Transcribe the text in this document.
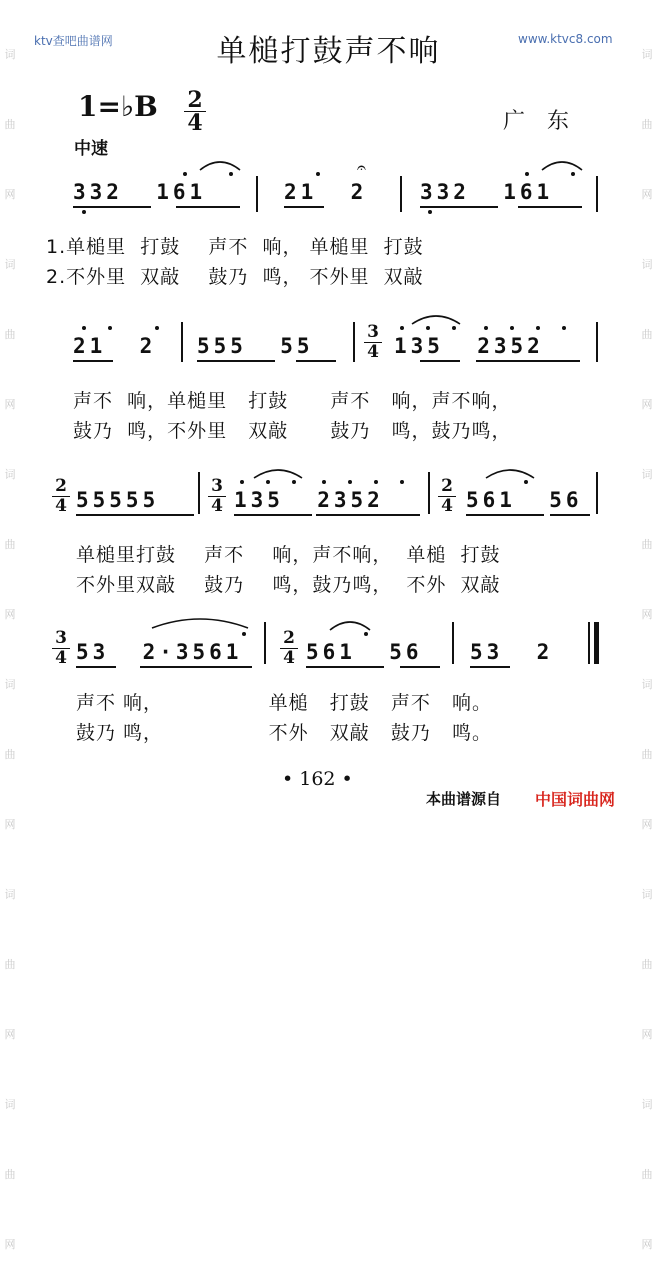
词
曲
网
词
曲
网
词
曲
网
词
曲
网
词
曲
网
词
曲
网
词
曲
网
词
曲
网
词
曲
网
词
曲
网
词
曲
网
词
曲
网
ktv查吧曲谱网	www.ktvc8.com
单槌打鼓声不响
1=♭B 2
4	广东
中速
332  161	21  2	332  161
𝄐
1.单槌里  打鼓    声不  响， 单槌里  打鼓
2.不外里  双敲    鼓乃  鸣， 不外里  双敲
21  2 555  55
3
4 135  2352
声不  响，单槌里   打鼓      声不   响，声不响，
鼓乃  鸣，不外里   双敲      鼓乃   鸣，鼓乃鸣，
2
4 55555
3
4 135  2352
2
4 561  56
单槌里打鼓    声不    响，声不响，  单槌  打鼓
不外里双敲    鼓乃    鸣，鼓乃鸣，  不外  双敲
3
4 53  2·3561
2
4 561  56 53  2
声不 响，               单槌   打鼓   声不   响。
鼓乃 鸣，               不外   双敲   鼓乃   鸣。
• 162 •
本曲谱源自 中国词曲网
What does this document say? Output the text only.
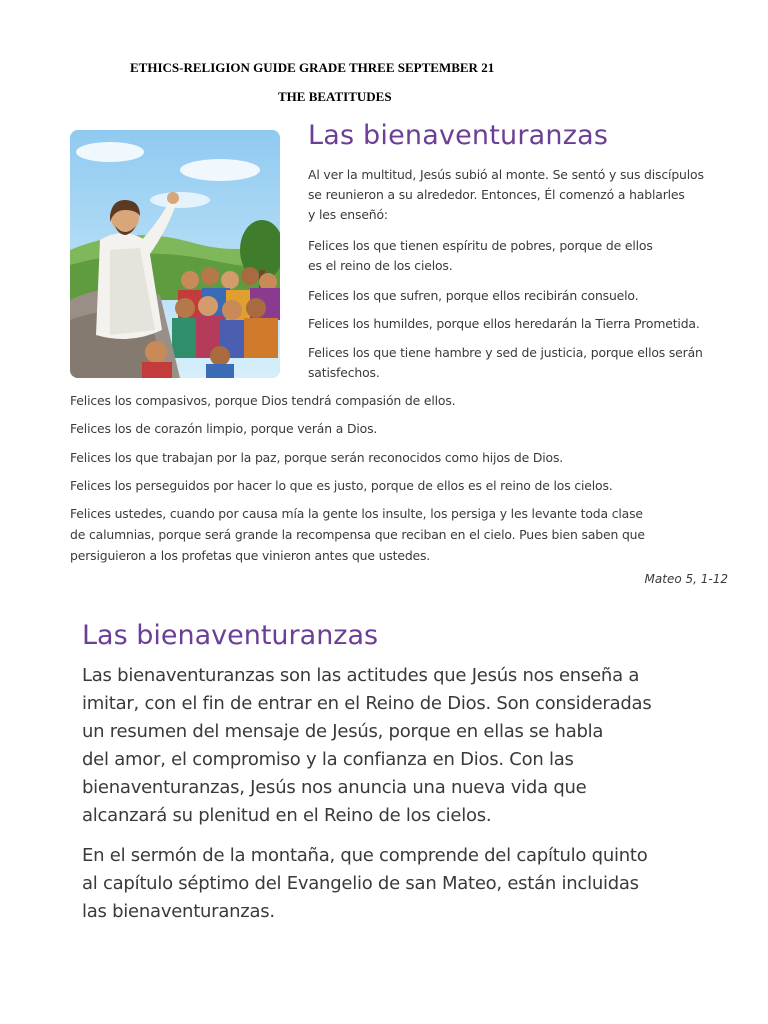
ETHICS-RELIGION GUIDE GRADE THREE SEPTEMBER 21
THE BEATITUDES
Las bienaventuranzas
Al ver la multitud, Jesús subió al monte. Se sentó y sus discípulos
se reunieron a su alrededor. Entonces, Él comenzó a hablarles
y les enseñó:
Felices los que tienen espíritu de pobres, porque de ellos
es el reino de los cielos.
Felices los que sufren, porque ellos recibirán consuelo.
Felices los humildes, porque ellos heredarán la Tierra Prometida.
Felices los que tiene hambre y sed de justicia, porque ellos serán
satisfechos.
Felices los compasivos, porque Dios tendrá compasión de ellos.
Felices los de corazón limpio, porque verán a Dios.
Felices los que trabajan por la paz, porque serán reconocidos como hijos de Dios.
Felices los perseguidos por hacer lo que es justo, porque de ellos es el reino de los cielos.
Felices ustedes, cuando por causa mía la gente los insulte, los persiga y les levante toda clase
de calumnias, porque será grande la recompensa que reciban en el cielo. Pues bien saben que
persiguieron a los profetas que vinieron antes que ustedes.
Mateo 5, 1-12
Las bienaventuranzas
Las bienaventuranzas son las actitudes que Jesús nos enseña a
imitar, con el fin de entrar en el Reino de Dios. Son consideradas
un resumen del mensaje de Jesús, porque en ellas se habla
del amor, el compromiso y la confianza en Dios. Con las
bienaventuranzas, Jesús nos anuncia una nueva vida que
alcanzará su plenitud en el Reino de los cielos.
En el sermón de la montaña, que comprende del capítulo quinto
al capítulo séptimo del Evangelio de san Mateo, están incluidas
las bienaventuranzas.
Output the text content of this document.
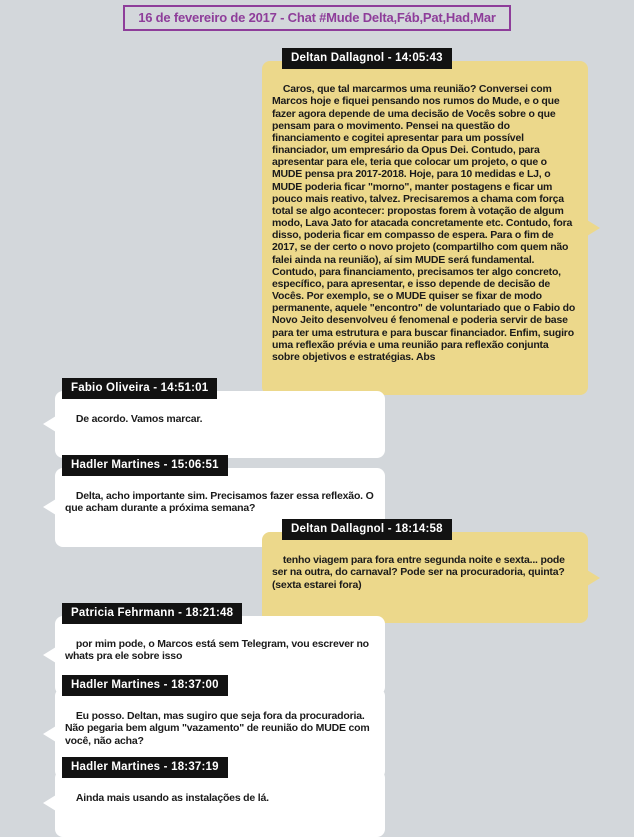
16 de fevereiro de 2017 - Chat #Mude Delta,Fáb,Pat,Had,Mar
Deltan Dallagnol - 14:05:43

Caros, que tal marcarmos uma reunião? Conversei com Marcos hoje e fiquei pensando nos rumos do Mude, e o que fazer agora depende de uma decisão de Vocês sobre o que pensam para o movimento. Pensei na questão do financiamento e cogitei apresentar para um possível financiador, um empresário da Opus Dei. Contudo, para apresentar para ele, teria que colocar um projeto, o que o MUDE pensa pra 2017-2018. Hoje, para 10 medidas e LJ, o MUDE poderia ficar "morno", manter postagens e ficar um pouco mais reativo, talvez. Precisaremos a chama com força total se algo acontecer: propostas forem à votação de algum modo, Lava Jato for atacada concretamente etc. Contudo, fora disso, poderia ficar em compasso de espera. Para o fim de 2017, se der certo o novo projeto (compartilho com quem não falei ainda na reunião), aí sim MUDE será fundamental. Contudo, para financiamento, precisamos ter algo concreto, específico, para apresentar, e isso depende de decisão de Vocês. Por exemplo, se o MUDE quiser se fixar de modo permanente, aquele "encontro" de voluntariado que o Fabio do Novo Jeito desenvolveu é fenomenal e poderia servir de base para ter uma estrutura e para buscar financiador. Enfim, sugiro uma reflexão prévia e uma reunião para reflexão conjunta sobre objetivos e estratégias. Abs

Fabio Oliveira - 14:51:01

De acordo. Vamos marcar.

Hadler Martines - 15:06:51

Delta, acho importante sim. Precisamos fazer essa reflexão. O que acham durante a próxima semana?

Deltan Dallagnol - 18:14:58

tenho viagem para fora entre segunda noite e sexta... pode ser na outra, do carnaval? Pode ser na procuradoria, quinta? (sexta estarei fora)

Patricia Fehrmann - 18:21:48

por mim pode, o Marcos está sem Telegram, vou escrever no whats pra ele sobre isso

Hadler Martines - 18:37:00

Eu posso. Deltan, mas sugiro que seja fora da procuradoria. Não pegaria bem algum "vazamento" de reunião do MUDE com você, não acha?

Hadler Martines - 18:37:19

Ainda mais usando as instalações de lá.
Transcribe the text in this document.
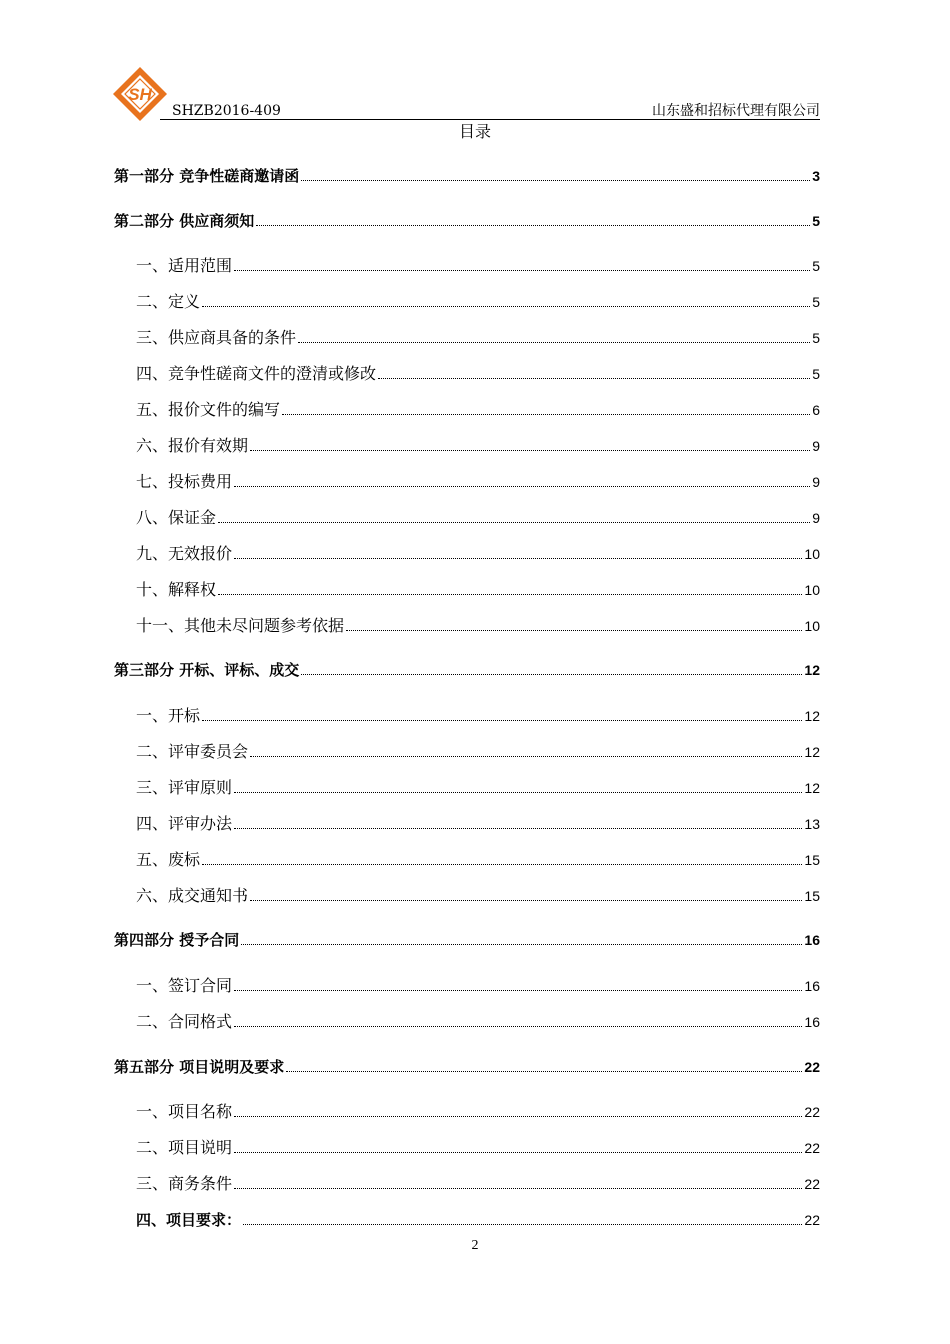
SH
SHZB2016-409	山东盛和招标代理有限公司
目录
第一部分 竞争性磋商邀请函	3
第二部分 供应商须知	5
一、适用范围	5
二、定义	5
三、供应商具备的条件	5
四、竞争性磋商文件的澄清或修改	5
五、报价文件的编写	6
六、报价有效期	9
七、投标费用	9
八、保证金	9
九、无效报价	10
十、解释权	10
十一、其他未尽问题参考依据	10
第三部分 开标、评标、成交	12
一、开标	12
二、评审委员会	12
三、评审原则	12
四、评审办法	13
五、废标	15
六、成交通知书	15
第四部分 授予合同	16
一、签订合同	16
二、合同格式	16
第五部分 项目说明及要求	22
一、项目名称	22
二、项目说明	22
三、商务条件	22
四、项目要求：	22
2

*SET EXERCISE*. Establish how many lines of the material above hold the word "capítulo". Nothing but the count should be returned.

*THE RESPONSE*. 2